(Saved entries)
[Begin]

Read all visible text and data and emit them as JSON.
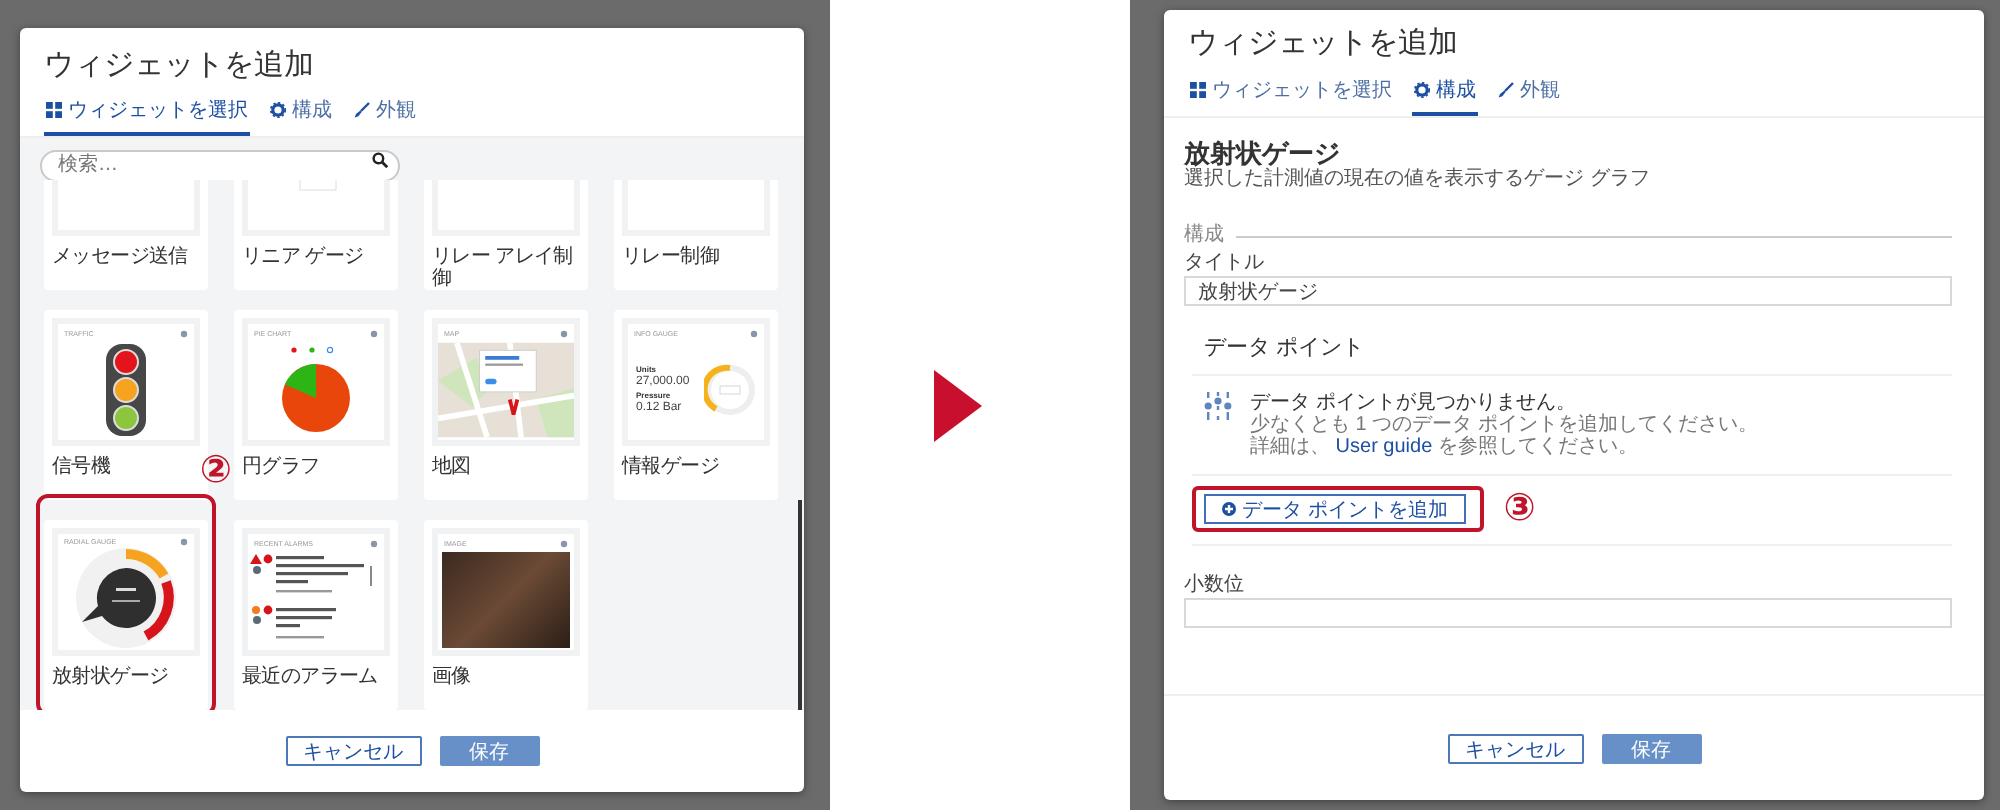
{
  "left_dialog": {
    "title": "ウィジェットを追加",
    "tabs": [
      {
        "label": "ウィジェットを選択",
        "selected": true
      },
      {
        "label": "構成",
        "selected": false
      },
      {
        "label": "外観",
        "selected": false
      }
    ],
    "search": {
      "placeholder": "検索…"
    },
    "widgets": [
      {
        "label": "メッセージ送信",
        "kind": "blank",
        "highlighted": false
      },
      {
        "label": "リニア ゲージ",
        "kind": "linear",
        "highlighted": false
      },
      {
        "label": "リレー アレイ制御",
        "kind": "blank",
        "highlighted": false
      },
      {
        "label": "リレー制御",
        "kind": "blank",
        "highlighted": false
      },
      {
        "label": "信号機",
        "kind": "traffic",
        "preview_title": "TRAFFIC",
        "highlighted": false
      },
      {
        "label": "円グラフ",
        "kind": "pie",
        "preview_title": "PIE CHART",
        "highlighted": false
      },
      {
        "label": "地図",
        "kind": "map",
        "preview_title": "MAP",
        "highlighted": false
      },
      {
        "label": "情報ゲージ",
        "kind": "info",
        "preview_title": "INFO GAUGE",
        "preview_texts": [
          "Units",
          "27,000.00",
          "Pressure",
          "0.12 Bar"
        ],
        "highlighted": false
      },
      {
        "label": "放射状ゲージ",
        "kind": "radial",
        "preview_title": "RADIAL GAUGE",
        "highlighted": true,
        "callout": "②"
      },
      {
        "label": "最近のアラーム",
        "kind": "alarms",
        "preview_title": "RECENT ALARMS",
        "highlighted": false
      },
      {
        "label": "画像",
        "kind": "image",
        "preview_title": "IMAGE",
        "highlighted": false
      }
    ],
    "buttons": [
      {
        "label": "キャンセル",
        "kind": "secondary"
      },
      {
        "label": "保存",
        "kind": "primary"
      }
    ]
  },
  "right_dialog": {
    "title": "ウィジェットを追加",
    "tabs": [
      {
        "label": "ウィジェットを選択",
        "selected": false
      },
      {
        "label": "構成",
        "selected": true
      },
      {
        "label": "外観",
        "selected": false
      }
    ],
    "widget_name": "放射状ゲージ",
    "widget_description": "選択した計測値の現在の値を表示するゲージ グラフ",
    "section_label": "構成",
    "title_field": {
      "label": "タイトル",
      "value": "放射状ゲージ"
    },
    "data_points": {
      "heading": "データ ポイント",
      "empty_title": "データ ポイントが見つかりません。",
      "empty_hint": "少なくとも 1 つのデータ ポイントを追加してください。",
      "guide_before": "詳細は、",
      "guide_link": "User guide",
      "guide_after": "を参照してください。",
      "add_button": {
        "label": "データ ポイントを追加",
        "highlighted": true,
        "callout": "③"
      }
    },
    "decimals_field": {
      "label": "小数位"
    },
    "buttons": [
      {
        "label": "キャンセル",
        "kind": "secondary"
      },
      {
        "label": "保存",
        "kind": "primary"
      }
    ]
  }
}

[End]

• _Required work_: Transcribe the whole listing exactly. Pictures stay out of your copy.

• _Response to this exercise_:
Read all visible text and data and emit them as JSON.
{
  "left_dialog": {
    "title": "ウィジェットを追加",
    "tabs": [
      {
        "label": "ウィジェットを選択",
        "selected": true
      },
      {
        "label": "構成",
        "selected": false
      },
      {
        "label": "外観",
        "selected": false
      }
    ],
    "search": {
      "placeholder": "検索…"
    },
    "widgets": [
      {
        "label": "メッセージ送信",
        "kind": "blank",
        "highlighted": false
      },
      {
        "label": "リニア ゲージ",
        "kind": "linear",
        "highlighted": false
      },
      {
        "label": "リレー アレイ制御",
        "kind": "blank",
        "highlighted": false
      },
      {
        "label": "リレー制御",
        "kind": "blank",
        "highlighted": false
      },
      {
        "label": "信号機",
        "kind": "traffic",
        "preview_title": "TRAFFIC",
        "highlighted": false
      },
      {
        "label": "円グラフ",
        "kind": "pie",
        "preview_title": "PIE CHART",
        "highlighted": false
      },
      {
        "label": "地図",
        "kind": "map",
        "preview_title": "MAP",
        "highlighted": false
      },
      {
        "label": "情報ゲージ",
        "kind": "info",
        "preview_title": "INFO GAUGE",
        "preview_texts": [
          "Units",
          "27,000.00",
          "Pressure",
          "0.12 Bar"
        ],
        "highlighted": false
      },
      {
        "label": "放射状ゲージ",
        "kind": "radial",
        "preview_title": "RADIAL GAUGE",
        "highlighted": true,
        "callout": "②"
      },
      {
        "label": "最近のアラーム",
        "kind": "alarms",
        "preview_title": "RECENT ALARMS",
        "highlighted": false
      },
      {
        "label": "画像",
        "kind": "image",
        "preview_title": "IMAGE",
        "highlighted": false
      }
    ],
    "buttons": [
      {
        "label": "キャンセル",
        "kind": "secondary"
      },
      {
        "label": "保存",
        "kind": "primary"
      }
    ]
  },
  "right_dialog": {
    "title": "ウィジェットを追加",
    "tabs": [
      {
        "label": "ウィジェットを選択",
        "selected": false
      },
      {
        "label": "構成",
        "selected": true
      },
      {
        "label": "外観",
        "selected": false
      }
    ],
    "widget_name": "放射状ゲージ",
    "widget_description": "選択した計測値の現在の値を表示するゲージ グラフ",
    "section_label": "構成",
    "title_field": {
      "label": "タイトル",
      "value": "放射状ゲージ"
    },
    "data_points": {
      "heading": "データ ポイント",
      "empty_title": "データ ポイントが見つかりません。",
      "empty_hint": "少なくとも 1 つのデータ ポイントを追加してください。",
      "guide_before": "詳細は、",
      "guide_link": "User guide",
      "guide_after": "を参照してください。",
      "add_button": {
        "label": "データ ポイントを追加",
        "highlighted": true,
        "callout": "③"
      }
    },
    "decimals_field": {
      "label": "小数位"
    },
    "buttons": [
      {
        "label": "キャンセル",
        "kind": "secondary"
      },
      {
        "label": "保存",
        "kind": "primary"
      }
    ]
  }
}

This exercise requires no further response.